__Written task A__:
Turn the stretch of the records from the line containing "column-header-2: 2 xyxy=(547,128,634,166)" through the line containing "column-header-4: 4 xyxy=(937,128,1167,166)" into a Markdown table with the columns Row and Line. Give each line a row number and leave out any blank lines.

------------

The function is called after the function converting an aten function into ONNX. fct is this function. It can be changed and just set when mapping was found.

Parameters:
  • name – object or str

  • fct – function found so far

  • args – known arguments coming from the graph module

  • kwargs – known named arguments coming from the graph module

  • builder – GraphBuilder

Returns:

callable

class experimental_experiment.torch_interpreter.oxs_dispatcher.OxsDispatcher(verbose: int = 0)[source]

If DynamoInterpreter cannot find any converting function for a specific function, it tries to find an existing one in onnxscript. The converting function from onnxscript is run in trace only mode. The variable and functions op, Rank, IsScalar are replaced by op = OwsOpset(), op.Rank, op.Scalar. onnxscript may have multiple overloaded functions. Right now, it takes the first one.

Parameters:

verbose – verbose

fallback(name: Any, fct: Callable | None, args: List[Any], kwargs: Dict[str, Any], builder: GraphBuilder) Callable | None[source]

The function is called after the function converting an aten function into ONNX. fct is this function. It can be changed and just set when mapping was found.

Parameters:
  • name – object or str

  • fct – function found so far

  • args – known arguments coming from the graph module

  • kwargs – known named arguments coming from the graph module

  • builder – GraphBuilder

Returns:

callable

property submodules: Dict[str, Callable]

Returns the submodules implementing torch functions.

------------

__Written task B__:
Answer these questions from the OxsDispatcher documentation:
(i) What is the full class path of OxsDispatcher?
(ii) In what mode is the converting function from onnxscript run?
(iii) What does the submodules property return?

__Given records__:

------------

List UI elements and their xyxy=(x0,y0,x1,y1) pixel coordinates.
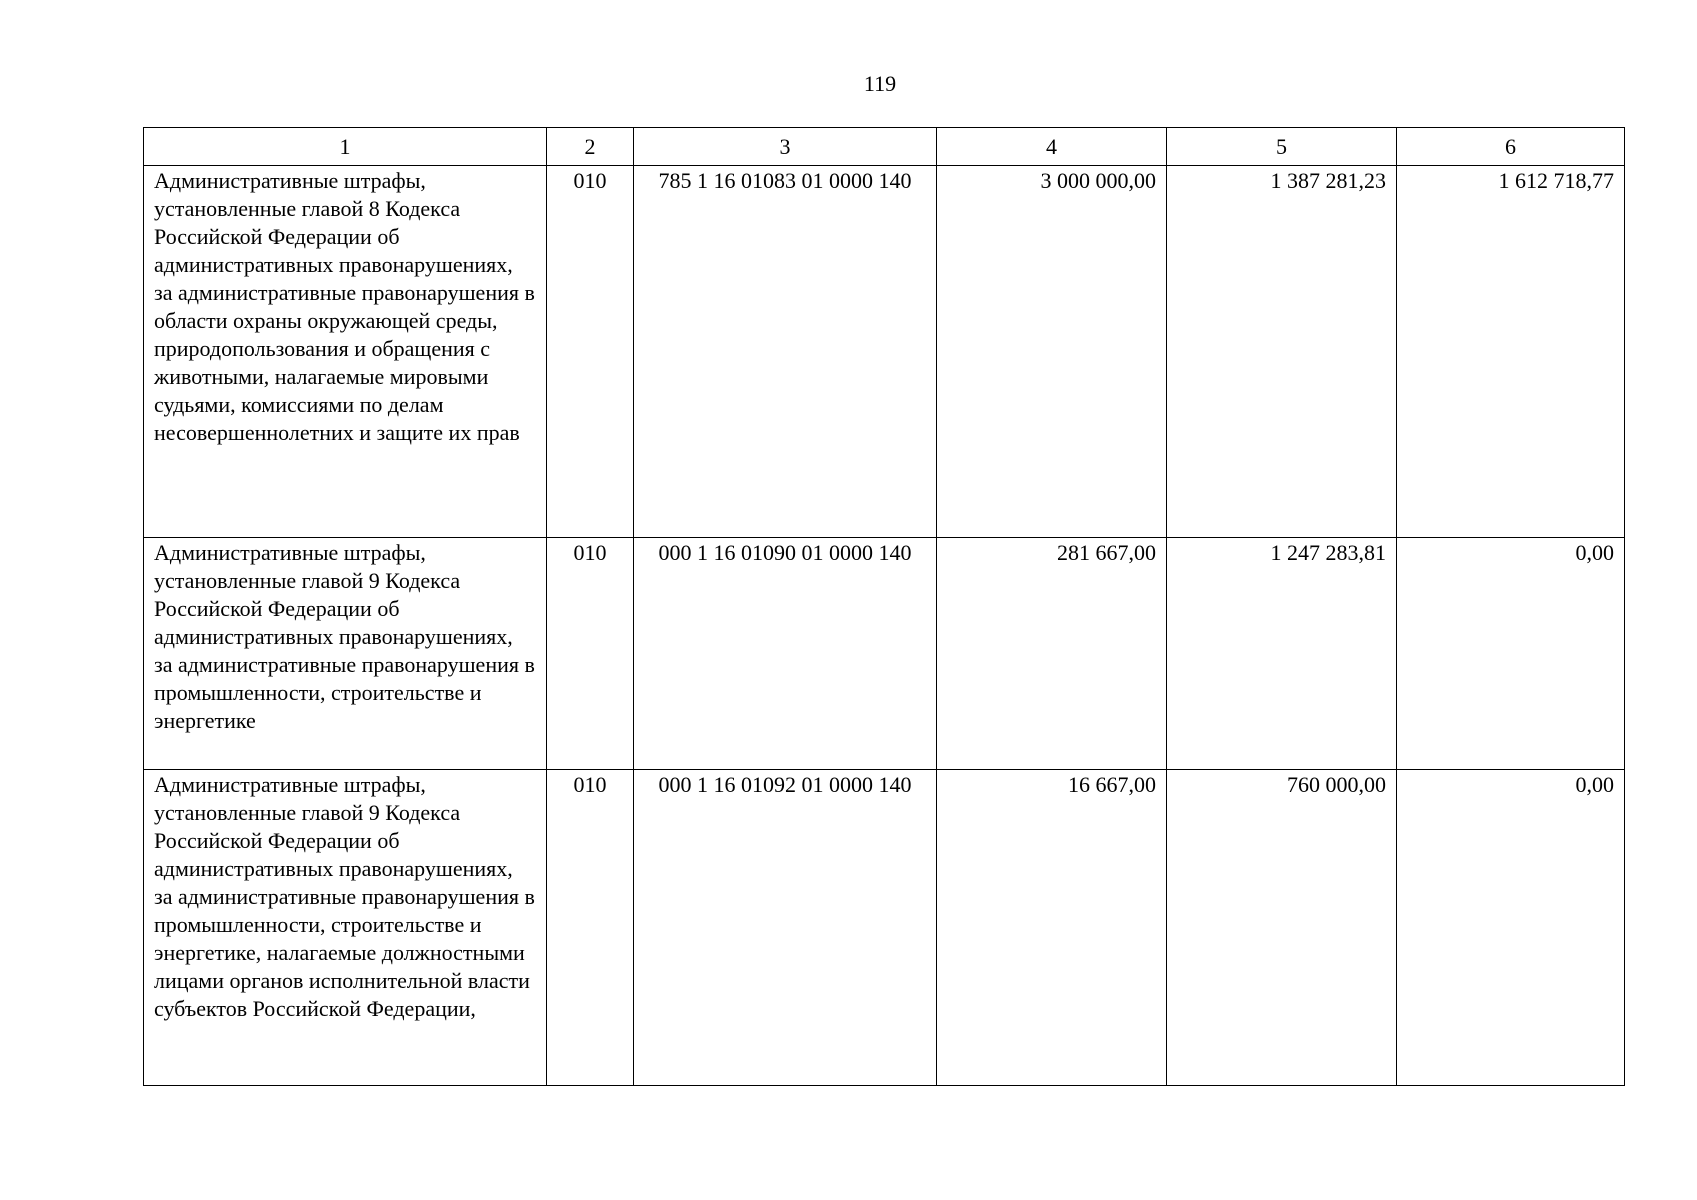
column-header-2: 2 xyxy=(547,128,634,166)
row-budget-code: 785 1 16 01083 01 0000 140 xyxy=(634,166,937,538)
row-value-5: 1 247 283,81 xyxy=(1167,538,1397,770)
row-budget-code: 000 1 16 01090 01 0000 140 xyxy=(634,538,937,770)
row-value-4: 3 000 000,00 xyxy=(937,166,1167,538)
row-value-6: 1 612 718,77 xyxy=(1397,166,1625,538)
header-row xyxy=(144,128,1625,166)
table-row xyxy=(144,770,1625,1086)
page-number: 119 xyxy=(863,71,897,96)
row-value-5: 760 000,00 xyxy=(1167,770,1397,1086)
row-value-6: 0,00 xyxy=(1397,538,1625,770)
row-line-code: 010 xyxy=(547,770,634,1086)
column-header-5: 5 xyxy=(1167,128,1397,166)
row-name: Административные штрафы, установленные главой 9 Кодекса Российской Федерации об административных правонарушениях, за административные правонарушения в промышленности, строительстве и энергетике, налагаемые должностными лицами органов исполнительной власти субъектов Российской Федерации, xyxy=(144,770,547,1086)
row-line-code: 010 xyxy=(547,538,634,770)
revenue-table xyxy=(143,127,1625,1086)
row-value-4: 16 667,00 xyxy=(937,770,1167,1086)
column-header-3: 3 xyxy=(634,128,937,166)
column-header-1: 1 xyxy=(144,128,547,166)
row-value-4: 281 667,00 xyxy=(937,538,1167,770)
row-value-6: 0,00 xyxy=(1397,770,1625,1086)
column-header-6: 6 xyxy=(1397,128,1625,166)
row-value-5: 1 387 281,23 xyxy=(1167,166,1397,538)
table-row xyxy=(144,166,1625,538)
row-name: Административные штрафы, установленные главой 9 Кодекса Российской Федерации об административных правонарушениях, за административные правонарушения в промышленности, строительстве и энергетике xyxy=(144,538,547,770)
column-header-4: 4 xyxy=(937,128,1167,166)
row-name: Административные штрафы, установленные главой 8 Кодекса Российской Федерации об административных правонарушениях, за административные правонарушения в области охраны окружающей среды, природопользования и обращения с животными, налагаемые мировыми судьями, комиссиями по делам несовершеннолетних и защите их прав xyxy=(144,166,547,538)
row-line-code: 010 xyxy=(547,166,634,538)
table-row xyxy=(144,538,1625,770)
row-budget-code: 000 1 16 01092 01 0000 140 xyxy=(634,770,937,1086)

------------

__Correct response A__:
| Row | Line |
|---|---|
| 1 | column-header-2: 2 xyxy=(547,128,634,166) |
| 2 | row-budget-code: 785 1 16 01083 01 0000 140 xyxy=(634,166,937,538) |
| 3 | row-value-5: 1 247 283,81 xyxy=(1167,538,1397,770) |
| 4 | row-budget-code: 000 1 16 01090 01 0000 140 xyxy=(634,538,937,770) |
| 5 | row-value-4: 3 000 000,00 xyxy=(937,166,1167,538) |
| 6 | row-value-6: 1 612 718,77 xyxy=(1397,166,1625,538) |
| 7 | header-row xyxy=(144,128,1625,166) |
| 8 | table-row xyxy=(144,770,1625,1086) |
| 9 | page-number: 119 xyxy=(863,71,897,96) |
| 10 | row-value-5: 760 000,00 xyxy=(1167,770,1397,1086) |
| 11 | row-value-6: 0,00 xyxy=(1397,538,1625,770) |
| 12 | row-line-code: 010 xyxy=(547,770,634,1086) |
| 13 | column-header-5: 5 xyxy=(1167,128,1397,166) |
| 14 | row-name: Административные штрафы, установленные главой 9 Кодекса Российской Федерации об административных правонарушениях, за административные правонарушения в промышленности, строительстве и энергетике, налагаемые должностными лицами органов исполнительной власти субъектов Российской Федерации, xyxy=(144,770,547,1086) |
| 15 | row-line-code: 010 xyxy=(547,538,634,770) |
| 16 | revenue-table xyxy=(143,127,1625,1086) |
| 17 | row-value-4: 16 667,00 xyxy=(937,770,1167,1086) |
| 18 | column-header-3: 3 xyxy=(634,128,937,166) |
| 19 | column-header-1: 1 xyxy=(144,128,547,166) |
| 20 | row-value-4: 281 667,00 xyxy=(937,538,1167,770) |
| 21 | row-value-6: 0,00 xyxy=(1397,770,1625,1086) |
| 22 | column-header-6: 6 xyxy=(1397,128,1625,166) |
| 23 | row-value-5: 1 387 281,23 xyxy=(1167,166,1397,538) |
| 24 | table-row xyxy=(144,166,1625,538) |
| 25 | row-name: Административные штрафы, установленные главой 9 Кодекса Российской Федерации об административных правонарушениях, за административные правонарушения в промышленности, строительстве и энергетике xyxy=(144,538,547,770) |
| 26 | column-header-4: 4 xyxy=(937,128,1167,166) |

__Correct response B__:
(i) experimental_experiment.torch_interpreter.oxs_dispatcher.OxsDispatcher
(ii) Trace only mode.
(iii) The submodules implementing torch functions.